The problem ▸
Copy the entries below word for word, leaving out the images.

Recorded data ▸
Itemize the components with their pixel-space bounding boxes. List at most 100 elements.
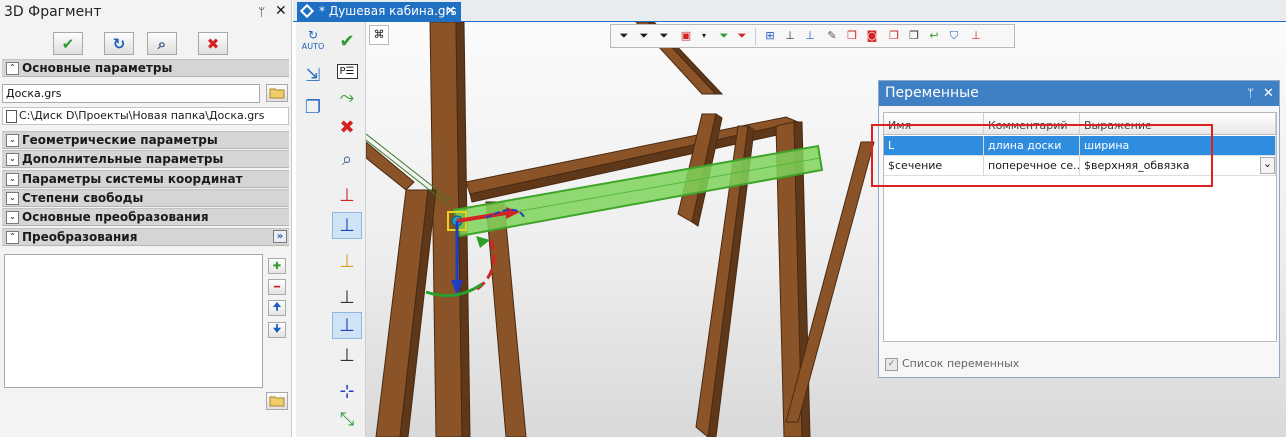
folder-icon [269,88,285,99]
remove-transform-button[interactable]: ━ [268,279,286,295]
import-icon: ⇲ [305,65,321,86]
path-icon[interactable]: ↩ [927,29,941,43]
fragment-panel: 3D Фрагмент ᛘ ✕ ✔ ↻ ⌕ ✖ ⌃ Основные параме… [0,0,292,437]
shield-icon[interactable]: ⛉ [947,29,961,43]
expand-icon: ⌄ [6,192,19,205]
preview-icon: ⌕ [341,149,353,170]
filter-box-icon[interactable]: ▣ [679,29,693,43]
axes-icon[interactable]: ⊥ [803,29,817,43]
checkmark-icon: ✔ [339,31,355,52]
section-transforms[interactable]: ⌃ Преобразования » [2,228,289,246]
axes-cross-icon: ⊥ [339,251,355,272]
point3-button[interactable]: ⊥ [332,342,362,369]
box-icon[interactable]: ❒ [845,29,859,43]
section-dof[interactable]: ⌄ Степени свободы [2,189,289,207]
section-main-params[interactable]: ⌃ Основные параметры [2,59,289,77]
section-additional[interactable]: ⌄ Дополнительные параметры [2,150,289,168]
tab-document[interactable]: * Душевая кабина.grs ✕ [297,2,461,22]
axes-point1-icon: ⊥ [339,287,355,308]
point1-button[interactable]: ⊥ [332,284,362,311]
post-mid [485,201,527,437]
checkbox-icon[interactable]: ✓ [885,358,898,371]
copy-button[interactable]: ❐ [298,94,328,121]
face-icon[interactable]: ❒ [887,29,901,43]
select-all-icon[interactable]: ⏷ [717,29,731,43]
lcs-remove-button[interactable]: ⊥ [332,248,362,275]
checkmark-icon: ✔ [61,34,75,53]
preview-button[interactable]: ⌕ [147,32,177,55]
expand-icon: ⌄ [6,173,19,186]
add-transform-button[interactable]: ✚ [268,258,286,274]
cancel-button[interactable]: ✖ [198,32,228,55]
cross-icon: ✖ [206,34,220,53]
open-file-button[interactable] [266,84,288,102]
refresh-button[interactable]: ↻ [104,32,134,55]
close-tab-icon[interactable]: ✕ [445,2,456,21]
lcs-select-button[interactable]: ⊥ [332,212,362,239]
arrow-up-icon: 🠉 [272,301,282,313]
collapse-icon: ⌃ [6,231,19,244]
plus-icon: ✚ [272,260,282,272]
arrow-down-icon: 🠋 [272,323,282,335]
preview-command-button[interactable]: ⌕ [332,146,362,173]
document-3d-icon [299,3,315,19]
transforms-list[interactable] [4,254,263,388]
scene-tree-button[interactable]: ⌘ [369,25,389,45]
axis-point-icon[interactable]: ⊥ [969,29,983,43]
expand-all-button[interactable]: » [273,230,287,243]
panel-title: 3D Фрагмент [4,4,102,20]
file-input[interactable] [2,84,260,103]
command-toolbar: ↻ AUTO ✔ ⇲ P☰ ⤳ ❐ ✖ ⌕ ⊥ ⊥ ⊥ ⊥ ⊥ ⊥ ⊹ ⤡ [296,22,366,437]
point-icon[interactable]: ⊥ [783,29,797,43]
expand-icon: ⌄ [6,134,19,147]
lcs-button[interactable]: ⊥ [332,182,362,209]
coordinate-axes-icon: ⊥ [339,185,355,206]
axis-align-icon: ⤡ [339,409,355,430]
auto-button[interactable]: ↻ AUTO [298,26,328,53]
section-geometry[interactable]: ⌄ Геометрические параметры [2,131,289,149]
axis-reset-icon: ⊹ [339,381,355,402]
deselect-icon[interactable]: ⏷ [735,29,749,43]
pin-icon[interactable]: ᛘ [1247,81,1254,106]
axis-align-button[interactable]: ⤡ [332,406,362,433]
filter-icon[interactable]: ⏷ [617,29,631,43]
point2-button[interactable]: ⊥ [332,312,362,339]
coordinate-axes-icon: ⊥ [339,215,355,236]
parameters-icon: P☰ [336,64,358,79]
insert-fragment-button[interactable]: ⇲ [298,62,328,89]
axes-point2-icon: ⊥ [339,315,355,336]
variables-list-checkbox[interactable]: ✓ Список переменных [885,357,1019,373]
box-hole-icon[interactable]: ◙ [865,29,879,43]
ok-button[interactable]: ✔ [53,32,83,55]
move-down-button[interactable]: 🠋 [268,322,286,338]
tree-icon: ⌘ [373,28,385,41]
load-transforms-button[interactable] [266,392,288,410]
refresh-icon: ↻ [112,34,126,53]
expand-icon: ⌄ [6,211,19,224]
expand-icon: ⌄ [6,153,19,166]
cancel-command-button[interactable]: ✖ [332,114,362,141]
parameters-button[interactable]: P☰ [332,58,362,85]
section-main-transforms[interactable]: ⌄ Основные преобразования [2,208,289,226]
pen-icon[interactable]: ✎ [825,29,839,43]
minus-icon: ━ [273,281,281,293]
move-up-button[interactable]: 🠉 [268,300,286,316]
pin-icon[interactable]: ᛘ [258,5,265,19]
preview-icon: ⌕ [157,34,167,53]
close-panel-icon[interactable]: ✕ [275,3,287,19]
filter-list-icon[interactable]: ⏷ [657,29,671,43]
branch-arrow-icon: ⤳ [339,87,355,108]
apply-button[interactable]: ✔ [332,28,362,55]
dropdown-icon[interactable]: ▾ [697,29,711,43]
expression-dropdown[interactable]: ⌄ [1260,157,1275,174]
section-coord-system[interactable]: ⌄ Параметры системы координат [2,170,289,188]
document-icon [6,110,17,123]
collapse-icon: ⌃ [6,62,19,75]
grid-icon[interactable]: ⊞ [763,29,777,43]
axis-reset-button[interactable]: ⊹ [332,378,362,405]
branch-button[interactable]: ⤳ [332,84,362,111]
close-window-icon[interactable]: ✕ [1263,81,1274,106]
filter-page-icon[interactable]: ⏷ [637,29,651,43]
variables-title: Переменные ᛘ ✕ [879,81,1279,106]
solid-icon[interactable]: ❒ [907,29,921,43]
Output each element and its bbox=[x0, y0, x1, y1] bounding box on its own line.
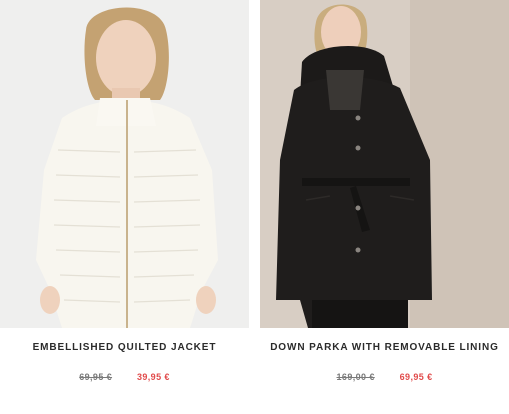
product-name[interactable]: DOWN PARKA WITH REMOVABLE LINING bbox=[260, 342, 509, 353]
product-card[interactable]: DOWN PARKA WITH REMOVABLE LINING 169,00 … bbox=[260, 0, 509, 414]
product-photo-jacket bbox=[0, 0, 249, 328]
sale-price: 69,95 € bbox=[399, 372, 433, 382]
price-block: 69,95 € 39,95 € bbox=[0, 372, 249, 382]
product-image[interactable] bbox=[260, 0, 509, 328]
product-image[interactable] bbox=[0, 0, 249, 328]
product-grid: EMBELLISHED QUILTED JACKET 69,95 € 39,95… bbox=[0, 0, 509, 414]
original-price: 169,00 € bbox=[336, 372, 375, 382]
sale-price: 39,95 € bbox=[136, 372, 170, 382]
product-photo-parka bbox=[260, 0, 509, 328]
price-block: 169,00 € 69,95 € bbox=[260, 372, 509, 382]
product-name[interactable]: EMBELLISHED QUILTED JACKET bbox=[0, 342, 249, 353]
original-price: 69,95 € bbox=[79, 372, 113, 382]
product-card[interactable]: EMBELLISHED QUILTED JACKET 69,95 € 39,95… bbox=[0, 0, 249, 414]
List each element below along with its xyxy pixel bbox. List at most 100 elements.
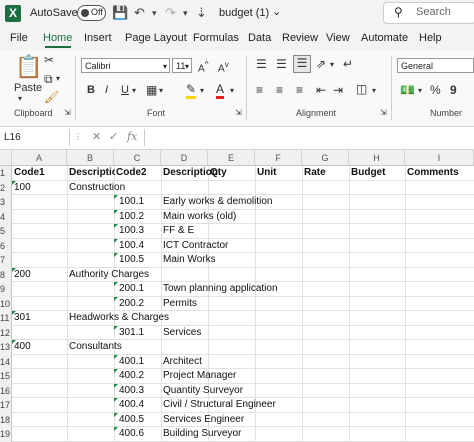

Answer to this exercise ▸
Itemize the components with their pixel-space bounding boxes. List at most 100 elements.
folder-icon [269,88,285,99]
remove-transform-button[interactable]: ━ [268,279,286,295]
import-icon: ⇲ [305,65,321,86]
path-icon[interactable]: ↩ [927,29,941,43]
fragment-panel: 3D Фрагмент ᛘ ✕ ✔ ↻ ⌕ ✖ ⌃ Основные параме… [0,0,292,437]
shield-icon[interactable]: ⛉ [947,29,961,43]
expand-icon: ⌄ [6,192,19,205]
preview-icon: ⌕ [341,149,353,170]
filter-box-icon[interactable]: ▣ [679,29,693,43]
axes-icon[interactable]: ⊥ [803,29,817,43]
checkmark-icon: ✔ [339,31,355,52]
section-transforms[interactable]: ⌃ Преобразования » [2,228,289,246]
axes-cross-icon: ⊥ [339,251,355,272]
point3-button[interactable]: ⊥ [332,342,362,369]
box-icon[interactable]: ❒ [845,29,859,43]
section-dof[interactable]: ⌄ Степени свободы [2,189,289,207]
section-main-params[interactable]: ⌃ Основные параметры [2,59,289,77]
section-additional[interactable]: ⌄ Дополнительные параметры [2,150,289,168]
tab-document[interactable]: * Душевая кабина.grs ✕ [297,2,461,22]
axes-point1-icon: ⊥ [339,287,355,308]
point1-button[interactable]: ⊥ [332,284,362,311]
post-mid [485,201,527,437]
checkbox-icon[interactable]: ✓ [885,358,898,371]
copy-button[interactable]: ❐ [298,94,328,121]
face-icon[interactable]: ❒ [887,29,901,43]
select-all-icon[interactable]: ⏷ [717,29,731,43]
lcs-remove-button[interactable]: ⊥ [332,248,362,275]
checkmark-icon: ✔ [61,34,75,53]
preview-button[interactable]: ⌕ [147,32,177,55]
expand-icon: ⌄ [6,173,19,186]
add-transform-button[interactable]: ✚ [268,258,286,274]
cancel-button[interactable]: ✖ [198,32,228,55]
cross-icon: ✖ [206,34,220,53]
open-file-button[interactable] [266,84,288,102]
refresh-button[interactable]: ↻ [104,32,134,55]
close-tab-icon[interactable]: ✕ [445,2,456,21]
lcs-select-button[interactable]: ⊥ [332,212,362,239]
arrow-up-icon: 🠉 [272,301,282,313]
collapse-icon: ⌃ [6,231,19,244]
plus-icon: ✚ [272,260,282,272]
arrow-down-icon: 🠋 [272,323,282,335]
preview-command-button[interactable]: ⌕ [332,146,362,173]
document-3d-icon [299,3,315,19]
transforms-list[interactable] [4,254,263,388]
scene-tree-button[interactable]: ⌘ [369,25,389,45]
axis-point-icon[interactable]: ⊥ [969,29,983,43]
expand-all-button[interactable]: » [273,230,287,243]
panel-title: 3D Фрагмент [4,4,102,20]
file-input[interactable] [2,84,260,103]
command-toolbar: ↻ AUTO ✔ ⇲ P☰ ⤳ ❐ ✖ ⌕ ⊥ ⊥ ⊥ ⊥ ⊥ ⊥ ⊹ ⤡ [296,22,366,437]
point-icon[interactable]: ⊥ [783,29,797,43]
expand-icon: ⌄ [6,134,19,147]
lcs-button[interactable]: ⊥ [332,182,362,209]
coordinate-axes-icon: ⊥ [339,185,355,206]
axis-align-icon: ⤡ [339,409,355,430]
auto-button[interactable]: ↻ AUTO [298,26,328,53]
section-geometry[interactable]: ⌄ Геометрические параметры [2,131,289,149]
axis-reset-icon: ⊹ [339,381,355,402]
deselect-icon[interactable]: ⏷ [735,29,749,43]
pin-icon[interactable]: ᛘ [1247,81,1254,106]
axis-align-button[interactable]: ⤡ [332,406,362,433]
filter-icon[interactable]: ⏷ [617,29,631,43]
point2-button[interactable]: ⊥ [332,312,362,339]
coordinate-axes-icon: ⊥ [339,215,355,236]
parameters-icon: P☰ [336,64,358,79]
insert-fragment-button[interactable]: ⇲ [298,62,328,89]
axes-point2-icon: ⊥ [339,315,355,336]
variables-list-checkbox[interactable]: ✓ Список переменных [885,357,1019,373]
box-hole-icon[interactable]: ◙ [865,29,879,43]
ok-button[interactable]: ✔ [53,32,83,55]
move-down-button[interactable]: 🠋 [268,322,286,338]
tree-icon: ⌘ [373,28,385,41]
load-transforms-button[interactable] [266,392,288,410]
refresh-icon: ↻ [112,34,126,53]
expand-icon: ⌄ [6,211,19,224]
expand-icon: ⌄ [6,153,19,166]
cancel-command-button[interactable]: ✖ [332,114,362,141]
parameters-button[interactable]: P☰ [332,58,362,85]
section-main-transforms[interactable]: ⌄ Основные преобразования [2,208,289,226]
pen-icon[interactable]: ✎ [825,29,839,43]
minus-icon: ━ [273,281,281,293]
move-up-button[interactable]: 🠉 [268,300,286,316]
pin-icon[interactable]: ᛘ [258,5,265,19]
preview-icon: ⌕ [157,34,167,53]
close-panel-icon[interactable]: ✕ [275,3,287,19]
filter-list-icon[interactable]: ⏷ [657,29,671,43]
branch-arrow-icon: ⤳ [339,87,355,108]
apply-button[interactable]: ✔ [332,28,362,55]
dropdown-icon[interactable]: ▾ [697,29,711,43]
expression-dropdown[interactable]: ⌄ [1260,157,1275,174]
section-coord-system[interactable]: ⌄ Параметры системы координат [2,170,289,188]
document-icon [6,110,17,123]
collapse-icon: ⌃ [6,62,19,75]
grid-icon[interactable]: ⊞ [763,29,777,43]
axis-reset-button[interactable]: ⊹ [332,378,362,405]
branch-button[interactable]: ⤳ [332,84,362,111]
close-window-icon[interactable]: ✕ [1263,81,1274,106]
filter-page-icon[interactable]: ⏷ [637,29,651,43]
variables-title: Переменные ᛘ ✕ [879,81,1279,106]
solid-icon[interactable]: ❒ [907,29,921,43]
Output each element and its bbox=[x0, y0, x1, y1] bounding box on its own line.
product-name[interactable]: DOWN PARKA WITH REMOVABLE LINING bbox=[260, 342, 509, 353]
product-card[interactable]: DOWN PARKA WITH REMOVABLE LINING 169,00 … bbox=[260, 0, 509, 414]
product-photo-jacket bbox=[0, 0, 249, 328]
sale-price: 69,95 € bbox=[399, 372, 433, 382]
price-block: 69,95 € 39,95 € bbox=[0, 372, 249, 382]
product-image[interactable] bbox=[260, 0, 509, 328]
product-image[interactable] bbox=[0, 0, 249, 328]
product-grid: EMBELLISHED QUILTED JACKET 69,95 € 39,95… bbox=[0, 0, 509, 414]
original-price: 169,00 € bbox=[336, 372, 375, 382]
sale-price: 39,95 € bbox=[136, 372, 170, 382]
product-photo-parka bbox=[260, 0, 509, 328]
price-block: 169,00 € 69,95 € bbox=[260, 372, 509, 382]
product-name[interactable]: EMBELLISHED QUILTED JACKET bbox=[0, 342, 249, 353]
original-price: 69,95 € bbox=[79, 372, 113, 382]
product-card[interactable]: EMBELLISHED QUILTED JACKET 69,95 € 39,95… bbox=[0, 0, 249, 414]
List each element below along with its xyxy pixel bbox. List at most 100 elements.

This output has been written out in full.